- WRITTEN PROBLEM -
Each line that contains the string "this" counts once; report how many such lines appear in the data, as a number only.

## begin DATASET CONTENT

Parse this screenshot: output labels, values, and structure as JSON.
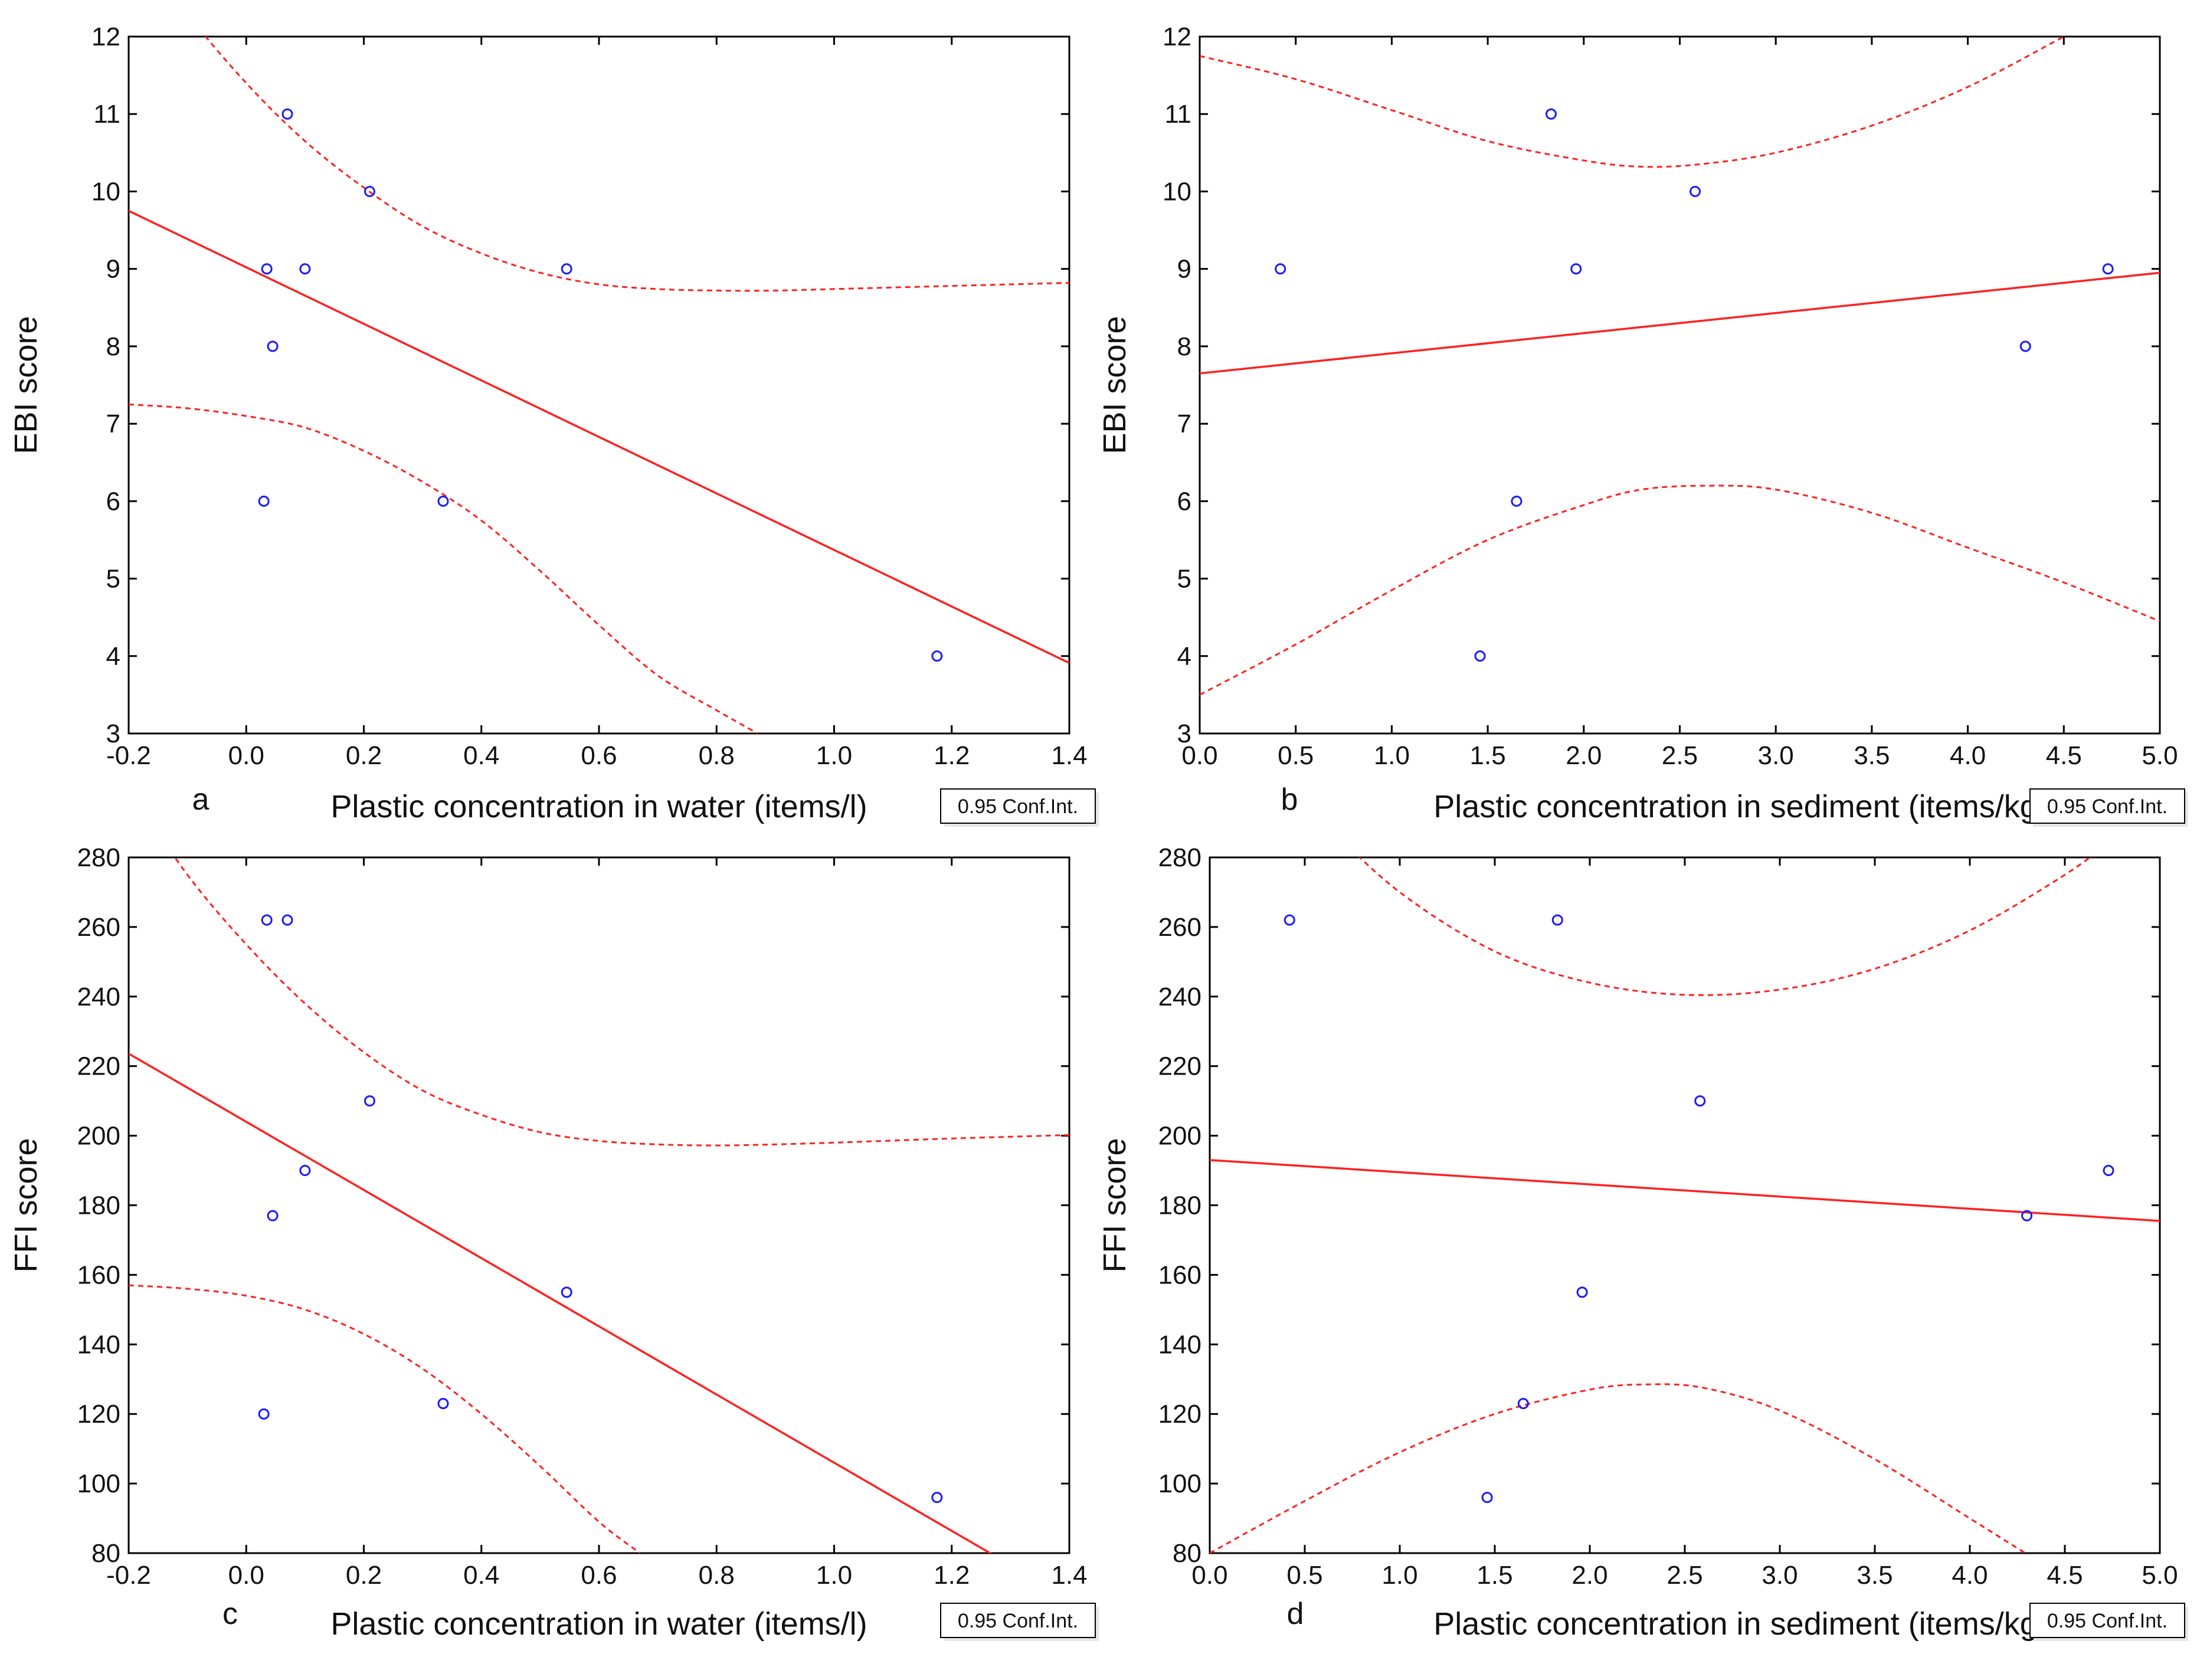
{
  "figure": {
    "background": "#ffffff"
  },
  "colors": {
    "fit_line": "#ff2020",
    "points": "#1a1aff",
    "frame": "#000000"
  },
  "chart_data": [
    {
      "type": "scatter",
      "panel_label": "a",
      "xlabel": "Plastic concentration in water (items/l)",
      "ylabel": "EBI score",
      "xlim": [
        -0.2,
        1.4
      ],
      "ylim": [
        3,
        12
      ],
      "xticks": [
        -0.2,
        0.0,
        0.2,
        0.4,
        0.6,
        0.8,
        1.0,
        1.2,
        1.4
      ],
      "yticks": [
        3,
        4,
        5,
        6,
        7,
        8,
        9,
        10,
        11,
        12
      ],
      "x_tick_labels": [
        "-0.2",
        "0.0",
        "0.2",
        "0.4",
        "0.6",
        "0.8",
        "1.0",
        "1.2",
        "1.4"
      ],
      "y_tick_labels": [
        "3",
        "4",
        "5",
        "6",
        "7",
        "8",
        "9",
        "10",
        "11",
        "12"
      ],
      "points": [
        {
          "x": 0.03,
          "y": 6
        },
        {
          "x": 0.035,
          "y": 9
        },
        {
          "x": 0.045,
          "y": 8
        },
        {
          "x": 0.07,
          "y": 11
        },
        {
          "x": 0.1,
          "y": 9
        },
        {
          "x": 0.21,
          "y": 10
        },
        {
          "x": 0.335,
          "y": 6
        },
        {
          "x": 0.545,
          "y": 9
        },
        {
          "x": 1.175,
          "y": 4
        }
      ],
      "fit": {
        "intercept": 9.02,
        "slope": -3.65
      },
      "ci_upper": [
        [
          -0.2,
          13.4
        ],
        [
          -0.1,
          12.3
        ],
        [
          0.0,
          11.4
        ],
        [
          0.1,
          10.65
        ],
        [
          0.2,
          10.05
        ],
        [
          0.3,
          9.55
        ],
        [
          0.4,
          9.2
        ],
        [
          0.5,
          8.95
        ],
        [
          0.6,
          8.8
        ],
        [
          0.7,
          8.74
        ],
        [
          0.8,
          8.72
        ],
        [
          0.9,
          8.72
        ],
        [
          1.0,
          8.74
        ],
        [
          1.1,
          8.76
        ],
        [
          1.2,
          8.78
        ],
        [
          1.3,
          8.8
        ],
        [
          1.4,
          8.82
        ]
      ],
      "ci_lower": [
        [
          -0.2,
          7.25
        ],
        [
          -0.1,
          7.2
        ],
        [
          0.0,
          7.1
        ],
        [
          0.1,
          6.95
        ],
        [
          0.2,
          6.65
        ],
        [
          0.3,
          6.25
        ],
        [
          0.4,
          5.75
        ],
        [
          0.5,
          5.1
        ],
        [
          0.6,
          4.4
        ],
        [
          0.7,
          3.75
        ],
        [
          0.8,
          3.3
        ],
        [
          0.87,
          3.0
        ]
      ],
      "legend_text": "0.95 Conf.Int."
    },
    {
      "type": "scatter",
      "panel_label": "b",
      "xlabel": "Plastic concentration in sediment (items/kg)",
      "ylabel": "EBI score",
      "xlim": [
        0.0,
        5.0
      ],
      "ylim": [
        3,
        12
      ],
      "xticks": [
        0.0,
        0.5,
        1.0,
        1.5,
        2.0,
        2.5,
        3.0,
        3.5,
        4.0,
        4.5,
        5.0
      ],
      "yticks": [
        3,
        4,
        5,
        6,
        7,
        8,
        9,
        10,
        11,
        12
      ],
      "x_tick_labels": [
        "0.0",
        "0.5",
        "1.0",
        "1.5",
        "2.0",
        "2.5",
        "3.0",
        "3.5",
        "4.0",
        "4.5",
        "5.0"
      ],
      "y_tick_labels": [
        "3",
        "4",
        "5",
        "6",
        "7",
        "8",
        "9",
        "10",
        "11",
        "12"
      ],
      "points": [
        {
          "x": 0.42,
          "y": 9
        },
        {
          "x": 1.46,
          "y": 4
        },
        {
          "x": 1.65,
          "y": 6
        },
        {
          "x": 1.83,
          "y": 11
        },
        {
          "x": 1.96,
          "y": 9
        },
        {
          "x": 2.58,
          "y": 10
        },
        {
          "x": 4.3,
          "y": 8
        },
        {
          "x": 4.73,
          "y": 9
        }
      ],
      "fit": {
        "intercept": 7.65,
        "slope": 0.26
      },
      "ci_upper": [
        [
          0.0,
          11.75
        ],
        [
          0.5,
          11.45
        ],
        [
          1.0,
          11.05
        ],
        [
          1.5,
          10.65
        ],
        [
          2.0,
          10.4
        ],
        [
          2.3,
          10.32
        ],
        [
          2.6,
          10.35
        ],
        [
          3.0,
          10.5
        ],
        [
          3.5,
          10.85
        ],
        [
          4.0,
          11.35
        ],
        [
          4.5,
          12.0
        ]
      ],
      "ci_lower": [
        [
          0.0,
          3.5
        ],
        [
          0.5,
          4.15
        ],
        [
          1.0,
          4.85
        ],
        [
          1.5,
          5.5
        ],
        [
          2.0,
          5.95
        ],
        [
          2.3,
          6.15
        ],
        [
          2.65,
          6.2
        ],
        [
          3.0,
          6.15
        ],
        [
          3.5,
          5.85
        ],
        [
          4.0,
          5.4
        ],
        [
          4.5,
          4.95
        ],
        [
          5.0,
          4.45
        ]
      ],
      "legend_text": "0.95 Conf.Int."
    },
    {
      "type": "scatter",
      "panel_label": "c",
      "xlabel": "Plastic concentration in water (items/l)",
      "ylabel": "FFI score",
      "xlim": [
        -0.2,
        1.4
      ],
      "ylim": [
        80,
        280
      ],
      "xticks": [
        -0.2,
        0.0,
        0.2,
        0.4,
        0.6,
        0.8,
        1.0,
        1.2,
        1.4
      ],
      "yticks": [
        80,
        100,
        120,
        140,
        160,
        180,
        200,
        220,
        240,
        260,
        280
      ],
      "x_tick_labels": [
        "-0.2",
        "0.0",
        "0.2",
        "0.4",
        "0.6",
        "0.8",
        "1.0",
        "1.2",
        "1.4"
      ],
      "y_tick_labels": [
        "80",
        "100",
        "120",
        "140",
        "160",
        "180",
        "200",
        "220",
        "240",
        "260",
        "280"
      ],
      "points": [
        {
          "x": 0.03,
          "y": 120
        },
        {
          "x": 0.035,
          "y": 262
        },
        {
          "x": 0.045,
          "y": 177
        },
        {
          "x": 0.07,
          "y": 262
        },
        {
          "x": 0.1,
          "y": 190
        },
        {
          "x": 0.21,
          "y": 210
        },
        {
          "x": 0.335,
          "y": 123
        },
        {
          "x": 0.545,
          "y": 155
        },
        {
          "x": 1.175,
          "y": 96
        }
      ],
      "fit": {
        "intercept": 204.0,
        "slope": -98.0
      },
      "ci_upper": [
        [
          -0.2,
          300
        ],
        [
          -0.1,
          275
        ],
        [
          0.0,
          255
        ],
        [
          0.1,
          238
        ],
        [
          0.2,
          224
        ],
        [
          0.3,
          213
        ],
        [
          0.4,
          206
        ],
        [
          0.5,
          201
        ],
        [
          0.6,
          198.5
        ],
        [
          0.7,
          197.5
        ],
        [
          0.8,
          197.2
        ],
        [
          0.9,
          197.5
        ],
        [
          1.0,
          198
        ],
        [
          1.1,
          198.6
        ],
        [
          1.2,
          199.2
        ],
        [
          1.3,
          199.7
        ],
        [
          1.4,
          200.2
        ]
      ],
      "ci_lower": [
        [
          -0.2,
          157
        ],
        [
          -0.1,
          156
        ],
        [
          0.0,
          154
        ],
        [
          0.1,
          150
        ],
        [
          0.2,
          143
        ],
        [
          0.3,
          133
        ],
        [
          0.4,
          120
        ],
        [
          0.5,
          105
        ],
        [
          0.6,
          89
        ],
        [
          0.67,
          80
        ]
      ],
      "legend_text": "0.95 Conf.Int."
    },
    {
      "type": "scatter",
      "panel_label": "d",
      "xlabel": "Plastic concentration in sediment (items/kg)",
      "ylabel": "FFI score",
      "xlim": [
        0.0,
        5.0
      ],
      "ylim": [
        80,
        280
      ],
      "xticks": [
        0.0,
        0.5,
        1.0,
        1.5,
        2.0,
        2.5,
        3.0,
        3.5,
        4.0,
        4.5,
        5.0
      ],
      "yticks": [
        80,
        100,
        120,
        140,
        160,
        180,
        200,
        220,
        240,
        260,
        280
      ],
      "x_tick_labels": [
        "0.0",
        "0.5",
        "1.0",
        "1.5",
        "2.0",
        "2.5",
        "3.0",
        "3.5",
        "4.0",
        "4.5",
        "5.0"
      ],
      "y_tick_labels": [
        "80",
        "100",
        "120",
        "140",
        "160",
        "180",
        "200",
        "220",
        "240",
        "260",
        "280"
      ],
      "points": [
        {
          "x": 0.42,
          "y": 262
        },
        {
          "x": 1.46,
          "y": 96
        },
        {
          "x": 1.65,
          "y": 123
        },
        {
          "x": 1.83,
          "y": 262
        },
        {
          "x": 1.96,
          "y": 155
        },
        {
          "x": 2.58,
          "y": 210
        },
        {
          "x": 4.3,
          "y": 177
        },
        {
          "x": 4.73,
          "y": 190
        }
      ],
      "fit": {
        "intercept": 193.0,
        "slope": -3.5
      },
      "ci_upper": [
        [
          0.6,
          290
        ],
        [
          1.0,
          270
        ],
        [
          1.5,
          253
        ],
        [
          2.0,
          244
        ],
        [
          2.5,
          240.5
        ],
        [
          3.0,
          242
        ],
        [
          3.5,
          248
        ],
        [
          4.0,
          259
        ],
        [
          4.5,
          275
        ],
        [
          4.75,
          285
        ]
      ],
      "ci_lower": [
        [
          0.0,
          80
        ],
        [
          0.5,
          95
        ],
        [
          1.0,
          109
        ],
        [
          1.5,
          120
        ],
        [
          2.0,
          127
        ],
        [
          2.3,
          128.5
        ],
        [
          2.6,
          127.5
        ],
        [
          3.0,
          121
        ],
        [
          3.5,
          107
        ],
        [
          4.0,
          90
        ],
        [
          4.35,
          78
        ]
      ],
      "legend_text": "0.95 Conf.Int."
    }
  ]
}
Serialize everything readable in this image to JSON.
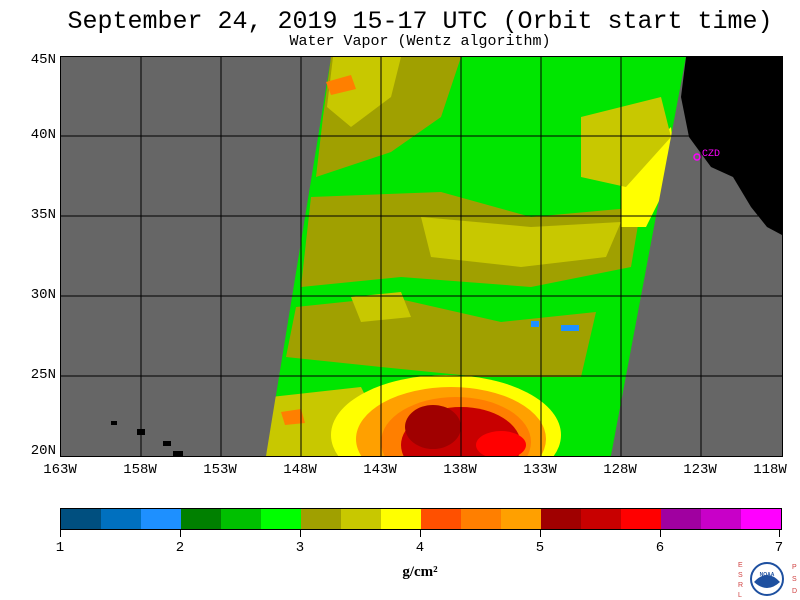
{
  "header": {
    "title": "September 24, 2019  15-17 UTC  (Orbit start time)",
    "subtitle": "Water Vapor (Wentz algorithm)"
  },
  "map": {
    "lat_labels": [
      "45N",
      "40N",
      "35N",
      "30N",
      "25N",
      "20N"
    ],
    "lon_labels": [
      "163W",
      "158W",
      "153W",
      "148W",
      "143W",
      "138W",
      "133W",
      "128W",
      "123W",
      "118W"
    ],
    "station_label": "CZD",
    "background_color": "#666666",
    "land_color": "#000000"
  },
  "colorbar": {
    "tick_labels": [
      "1",
      "2",
      "3",
      "4",
      "5",
      "6",
      "7"
    ],
    "units": "g/cm²",
    "colors": [
      "#004f7f",
      "#0070bf",
      "#1e90ff",
      "#008000",
      "#00c000",
      "#00ff00",
      "#a0a000",
      "#c8c800",
      "#ffff00",
      "#ff5000",
      "#ff7f00",
      "#ffa000",
      "#a00000",
      "#c80000",
      "#ff0000",
      "#a000a0",
      "#c800c8",
      "#ff00ff"
    ]
  },
  "logo": {
    "left_letters": "ESRL",
    "right_letters": "PSD",
    "center_text": "NOAA"
  }
}
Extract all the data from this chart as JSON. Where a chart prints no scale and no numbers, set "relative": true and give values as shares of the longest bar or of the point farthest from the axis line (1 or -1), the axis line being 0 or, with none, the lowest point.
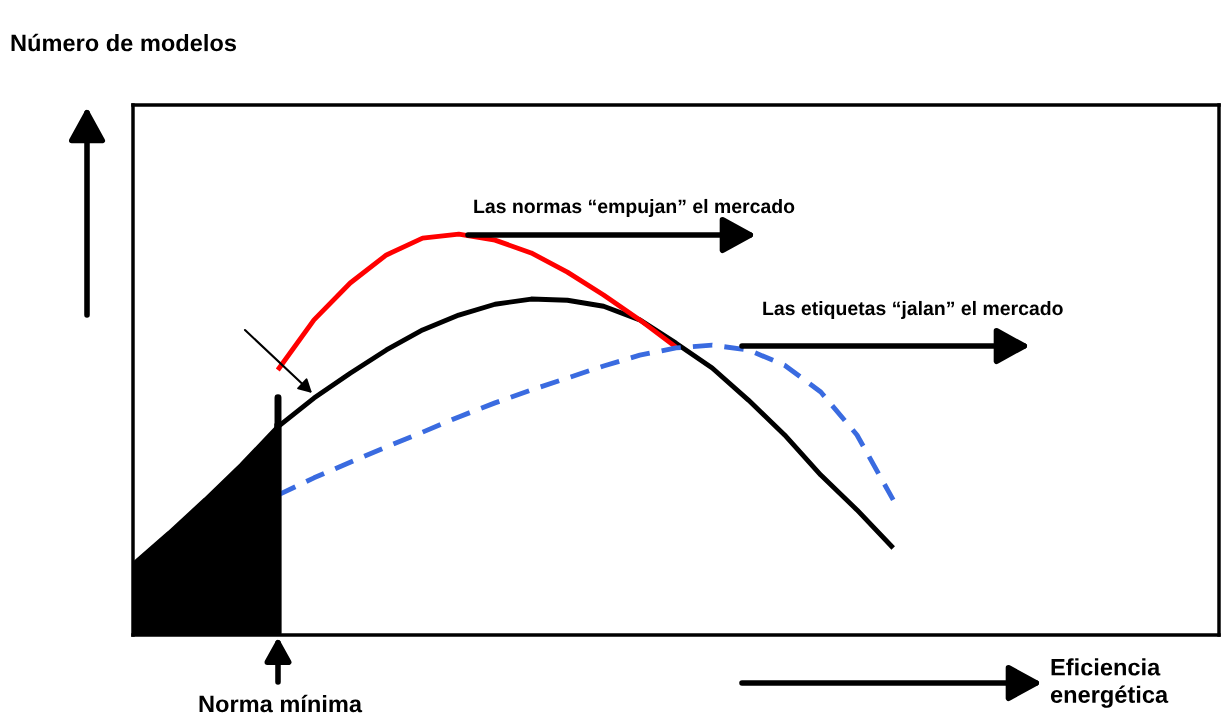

## end DATASET CONTENT

- OUTPUT OF THE TASK -
3